-- BEGIN Dataset --

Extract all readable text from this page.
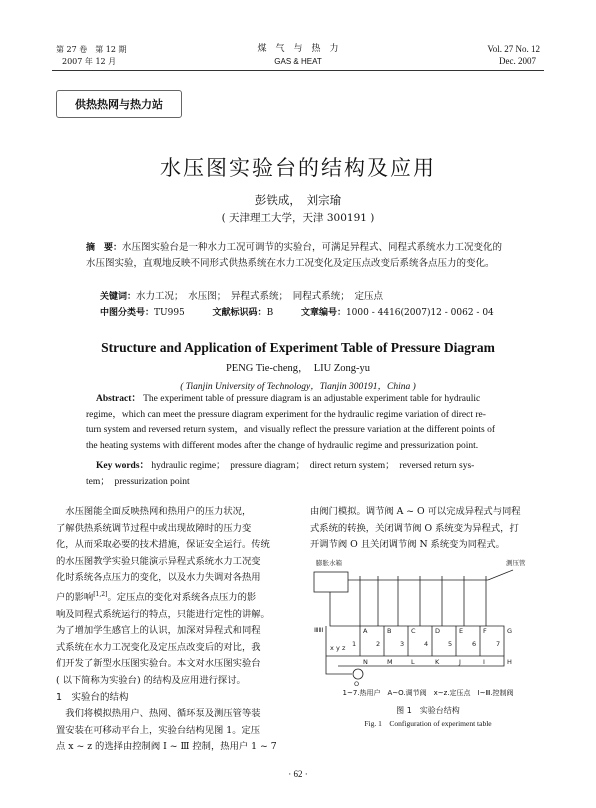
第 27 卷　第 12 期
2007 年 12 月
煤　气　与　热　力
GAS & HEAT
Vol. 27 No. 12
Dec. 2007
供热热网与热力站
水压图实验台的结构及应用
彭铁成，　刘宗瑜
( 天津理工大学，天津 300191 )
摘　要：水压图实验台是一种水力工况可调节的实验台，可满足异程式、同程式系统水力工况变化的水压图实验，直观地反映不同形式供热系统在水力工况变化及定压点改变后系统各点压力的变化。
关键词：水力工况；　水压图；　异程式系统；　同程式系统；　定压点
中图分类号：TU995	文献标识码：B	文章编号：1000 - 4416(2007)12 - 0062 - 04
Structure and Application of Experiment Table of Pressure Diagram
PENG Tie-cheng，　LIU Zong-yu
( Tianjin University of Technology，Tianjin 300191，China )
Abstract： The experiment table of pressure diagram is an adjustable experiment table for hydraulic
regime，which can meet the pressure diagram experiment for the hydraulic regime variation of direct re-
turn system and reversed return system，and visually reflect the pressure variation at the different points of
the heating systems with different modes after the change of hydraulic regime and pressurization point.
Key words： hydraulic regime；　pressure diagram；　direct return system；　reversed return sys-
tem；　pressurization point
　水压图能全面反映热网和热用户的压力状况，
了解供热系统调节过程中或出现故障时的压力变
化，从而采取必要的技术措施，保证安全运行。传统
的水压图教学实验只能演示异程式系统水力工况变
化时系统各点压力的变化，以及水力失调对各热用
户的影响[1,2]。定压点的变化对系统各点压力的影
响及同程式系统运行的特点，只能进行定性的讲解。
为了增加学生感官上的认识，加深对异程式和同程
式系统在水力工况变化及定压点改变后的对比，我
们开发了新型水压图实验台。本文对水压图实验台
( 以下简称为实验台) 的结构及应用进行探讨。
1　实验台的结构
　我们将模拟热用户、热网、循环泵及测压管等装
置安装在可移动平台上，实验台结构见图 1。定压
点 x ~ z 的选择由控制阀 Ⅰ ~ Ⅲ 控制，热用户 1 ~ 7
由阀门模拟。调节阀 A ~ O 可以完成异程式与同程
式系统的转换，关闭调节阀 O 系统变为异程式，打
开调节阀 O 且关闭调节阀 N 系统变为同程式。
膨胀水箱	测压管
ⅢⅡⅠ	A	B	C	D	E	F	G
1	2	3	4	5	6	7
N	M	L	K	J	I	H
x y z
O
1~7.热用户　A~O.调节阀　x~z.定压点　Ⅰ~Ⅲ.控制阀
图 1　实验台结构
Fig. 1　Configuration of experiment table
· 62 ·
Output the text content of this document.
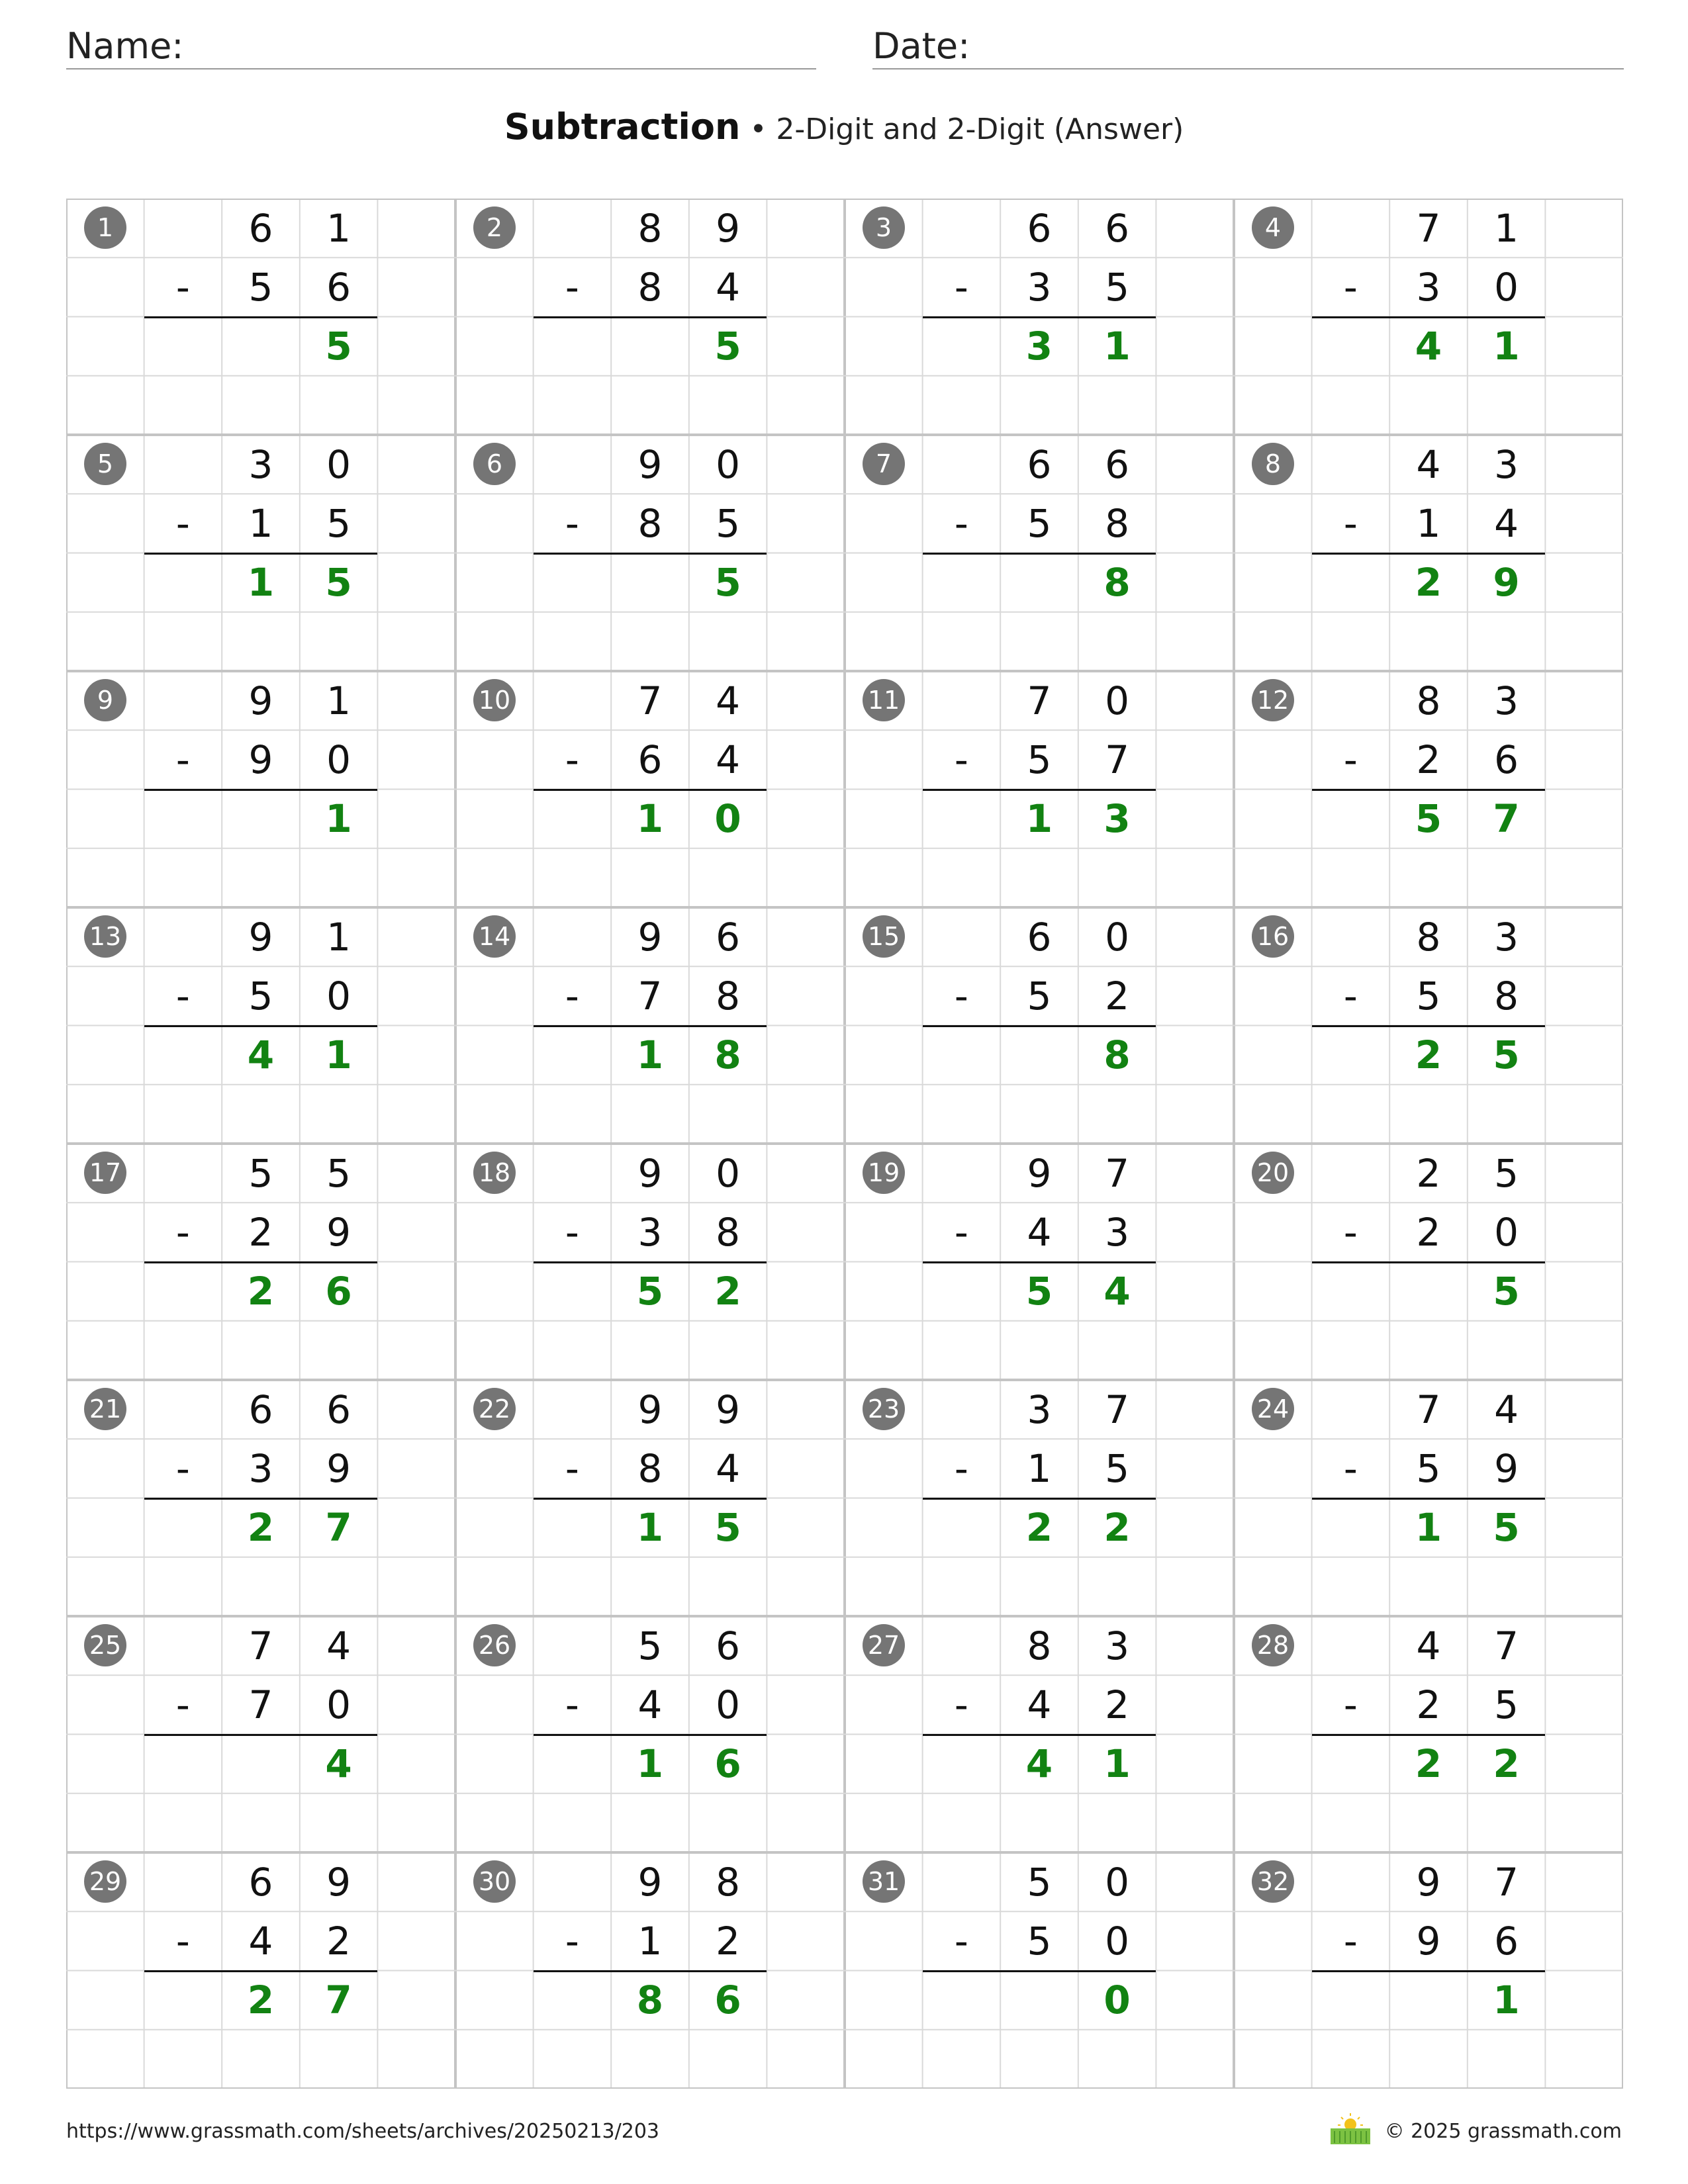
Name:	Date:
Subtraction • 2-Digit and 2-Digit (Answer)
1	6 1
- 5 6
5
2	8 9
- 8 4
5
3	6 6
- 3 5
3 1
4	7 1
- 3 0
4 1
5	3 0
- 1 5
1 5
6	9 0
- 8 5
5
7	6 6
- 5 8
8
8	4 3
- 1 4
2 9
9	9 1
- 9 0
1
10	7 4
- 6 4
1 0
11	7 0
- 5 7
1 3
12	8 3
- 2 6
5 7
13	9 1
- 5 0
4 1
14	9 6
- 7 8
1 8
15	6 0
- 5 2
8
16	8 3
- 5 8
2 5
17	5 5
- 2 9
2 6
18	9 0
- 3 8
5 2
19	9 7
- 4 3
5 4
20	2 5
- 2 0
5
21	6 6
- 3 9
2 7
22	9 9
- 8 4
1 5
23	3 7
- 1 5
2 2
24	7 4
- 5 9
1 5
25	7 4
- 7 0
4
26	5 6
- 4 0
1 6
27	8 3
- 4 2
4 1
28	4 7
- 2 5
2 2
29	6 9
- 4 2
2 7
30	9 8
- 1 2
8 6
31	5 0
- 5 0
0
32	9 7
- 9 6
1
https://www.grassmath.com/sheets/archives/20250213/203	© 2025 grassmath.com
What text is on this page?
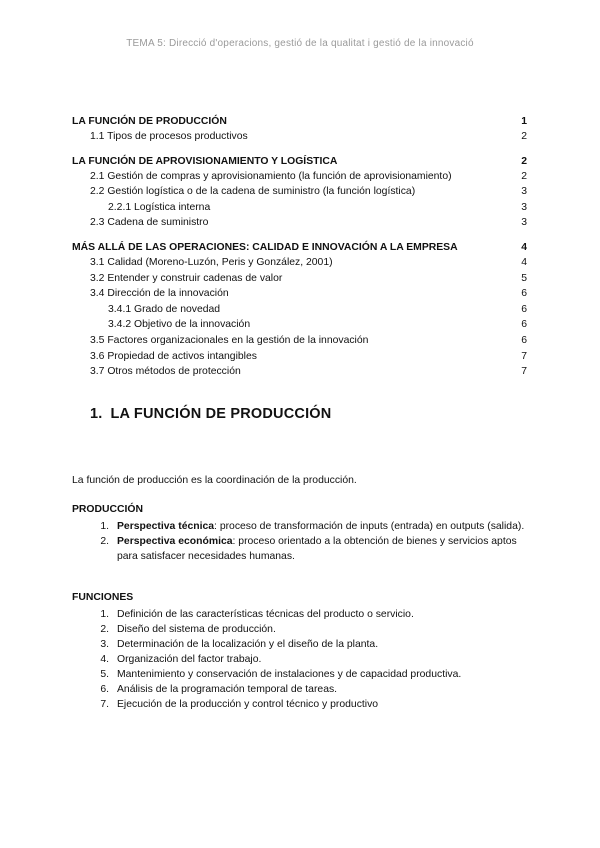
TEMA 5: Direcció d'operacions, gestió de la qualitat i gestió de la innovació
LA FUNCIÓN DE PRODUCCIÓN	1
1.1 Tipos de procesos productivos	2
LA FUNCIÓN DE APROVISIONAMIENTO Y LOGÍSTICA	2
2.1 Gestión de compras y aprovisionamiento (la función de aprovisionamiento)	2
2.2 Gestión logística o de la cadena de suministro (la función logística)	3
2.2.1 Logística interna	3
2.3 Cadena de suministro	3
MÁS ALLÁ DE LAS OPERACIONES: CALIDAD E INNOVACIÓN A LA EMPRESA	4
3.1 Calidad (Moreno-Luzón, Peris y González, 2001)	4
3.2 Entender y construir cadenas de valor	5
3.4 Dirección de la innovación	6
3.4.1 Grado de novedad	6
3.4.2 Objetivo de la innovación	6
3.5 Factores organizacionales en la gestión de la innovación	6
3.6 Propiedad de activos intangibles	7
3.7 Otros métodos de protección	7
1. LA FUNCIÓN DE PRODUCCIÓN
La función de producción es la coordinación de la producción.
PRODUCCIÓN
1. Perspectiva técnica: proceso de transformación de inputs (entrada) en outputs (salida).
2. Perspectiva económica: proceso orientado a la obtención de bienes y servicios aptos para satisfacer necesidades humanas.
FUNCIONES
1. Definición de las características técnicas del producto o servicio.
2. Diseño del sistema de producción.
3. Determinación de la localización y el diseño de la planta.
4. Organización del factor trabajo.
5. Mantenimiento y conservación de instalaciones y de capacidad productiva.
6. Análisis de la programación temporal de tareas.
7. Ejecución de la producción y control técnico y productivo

-- END Dataset --

## What to do
Return the records exactly. Don't carry the pictures over.

## Problem solution
Extract all readable text from this page.
第 27 卷　第 12 期
2007 年 12 月
煤　气　与　热　力
GAS & HEAT
Vol. 27 No. 12
Dec. 2007
供热热网与热力站
水压图实验台的结构及应用
彭铁成，　刘宗瑜
( 天津理工大学，天津 300191 )
摘　要：水压图实验台是一种水力工况可调节的实验台，可满足异程式、同程式系统水力工况变化的水压图实验，直观地反映不同形式供热系统在水力工况变化及定压点改变后系统各点压力的变化。
关键词：水力工况；　水压图；　异程式系统；　同程式系统；　定压点
中图分类号：TU995	文献标识码：B	文章编号：1000 - 4416(2007)12 - 0062 - 04
Structure and Application of Experiment Table of Pressure Diagram
PENG Tie-cheng，　LIU Zong-yu
( Tianjin University of Technology，Tianjin 300191，China )
Abstract： The experiment table of pressure diagram is an adjustable experiment table for hydraulic
regime，which can meet the pressure diagram experiment for the hydraulic regime variation of direct re-
turn system and reversed return system，and visually reflect the pressure variation at the different points of
the heating systems with different modes after the change of hydraulic regime and pressurization point.
Key words： hydraulic regime；　pressure diagram；　direct return system；　reversed return sys-
tem；　pressurization point
　水压图能全面反映热网和热用户的压力状况，
了解供热系统调节过程中或出现故障时的压力变
化，从而采取必要的技术措施，保证安全运行。传统
的水压图教学实验只能演示异程式系统水力工况变
化时系统各点压力的变化，以及水力失调对各热用
户的影响[1,2]。定压点的变化对系统各点压力的影
响及同程式系统运行的特点，只能进行定性的讲解。
为了增加学生感官上的认识，加深对异程式和同程
式系统在水力工况变化及定压点改变后的对比，我
们开发了新型水压图实验台。本文对水压图实验台
( 以下简称为实验台) 的结构及应用进行探讨。
1　实验台的结构
　我们将模拟热用户、热网、循环泵及测压管等装
置安装在可移动平台上，实验台结构见图 1。定压
点 x ~ z 的选择由控制阀 Ⅰ ~ Ⅲ 控制，热用户 1 ~ 7
由阀门模拟。调节阀 A ~ O 可以完成异程式与同程
式系统的转换，关闭调节阀 O 系统变为异程式，打
开调节阀 O 且关闭调节阀 N 系统变为同程式。
膨胀水箱	测压管
ⅢⅡⅠ	A	B	C	D	E	F	G
1	2	3	4	5	6	7
N	M	L	K	J	I	H
x y z
O
1~7.热用户　A~O.调节阀　x~z.定压点　Ⅰ~Ⅲ.控制阀
图 1　实验台结构
Fig. 1　Configuration of experiment table
· 62 ·
Output the text content of this document.
Name:	Date:
Subtraction • 2-Digit and 2-Digit (Answer)
1	6 1
- 5 6
5
2	8 9
- 8 4
5
3	6 6
- 3 5
3 1
4	7 1
- 3 0
4 1
5	3 0
- 1 5
1 5
6	9 0
- 8 5
5
7	6 6
- 5 8
8
8	4 3
- 1 4
2 9
9	9 1
- 9 0
1
10	7 4
- 6 4
1 0
11	7 0
- 5 7
1 3
12	8 3
- 2 6
5 7
13	9 1
- 5 0
4 1
14	9 6
- 7 8
1 8
15	6 0
- 5 2
8
16	8 3
- 5 8
2 5
17	5 5
- 2 9
2 6
18	9 0
- 3 8
5 2
19	9 7
- 4 3
5 4
20	2 5
- 2 0
5
21	6 6
- 3 9
2 7
22	9 9
- 8 4
1 5
23	3 7
- 1 5
2 2
24	7 4
- 5 9
1 5
25	7 4
- 7 0
4
26	5 6
- 4 0
1 6
27	8 3
- 4 2
4 1
28	4 7
- 2 5
2 2
29	6 9
- 4 2
2 7
30	9 8
- 1 2
8 6
31	5 0
- 5 0
0
32	9 7
- 9 6
1
https://www.grassmath.com/sheets/archives/20250213/203	© 2025 grassmath.com
What text is on this page?
TEMA 5: Direcció d'operacions, gestió de la qualitat i gestió de la innovació
LA FUNCIÓN DE PRODUCCIÓN	1
1.1 Tipos de procesos productivos	2
LA FUNCIÓN DE APROVISIONAMIENTO Y LOGÍSTICA	2
2.1 Gestión de compras y aprovisionamiento (la función de aprovisionamiento)	2
2.2 Gestión logística o de la cadena de suministro (la función logística)	3
2.2.1 Logística interna	3
2.3 Cadena de suministro	3
MÁS ALLÁ DE LAS OPERACIONES: CALIDAD E INNOVACIÓN A LA EMPRESA	4
3.1 Calidad (Moreno-Luzón, Peris y González, 2001)	4
3.2 Entender y construir cadenas de valor	5
3.4 Dirección de la innovación	6
3.4.1 Grado de novedad	6
3.4.2 Objetivo de la innovación	6
3.5 Factores organizacionales en la gestión de la innovación	6
3.6 Propiedad de activos intangibles	7
3.7 Otros métodos de protección	7
1. LA FUNCIÓN DE PRODUCCIÓN
La función de producción es la coordinación de la producción.
PRODUCCIÓN
1. Perspectiva técnica: proceso de transformación de inputs (entrada) en outputs (salida).
2. Perspectiva económica: proceso orientado a la obtención de bienes y servicios aptos para satisfacer necesidades humanas.
FUNCIONES
1. Definición de las características técnicas del producto o servicio.
2. Diseño del sistema de producción.
3. Determinación de la localización y el diseño de la planta.
4. Organización del factor trabajo.
5. Mantenimiento y conservación de instalaciones y de capacidad productiva.
6. Análisis de la programación temporal de tareas.
7. Ejecución de la producción y control técnico y productivo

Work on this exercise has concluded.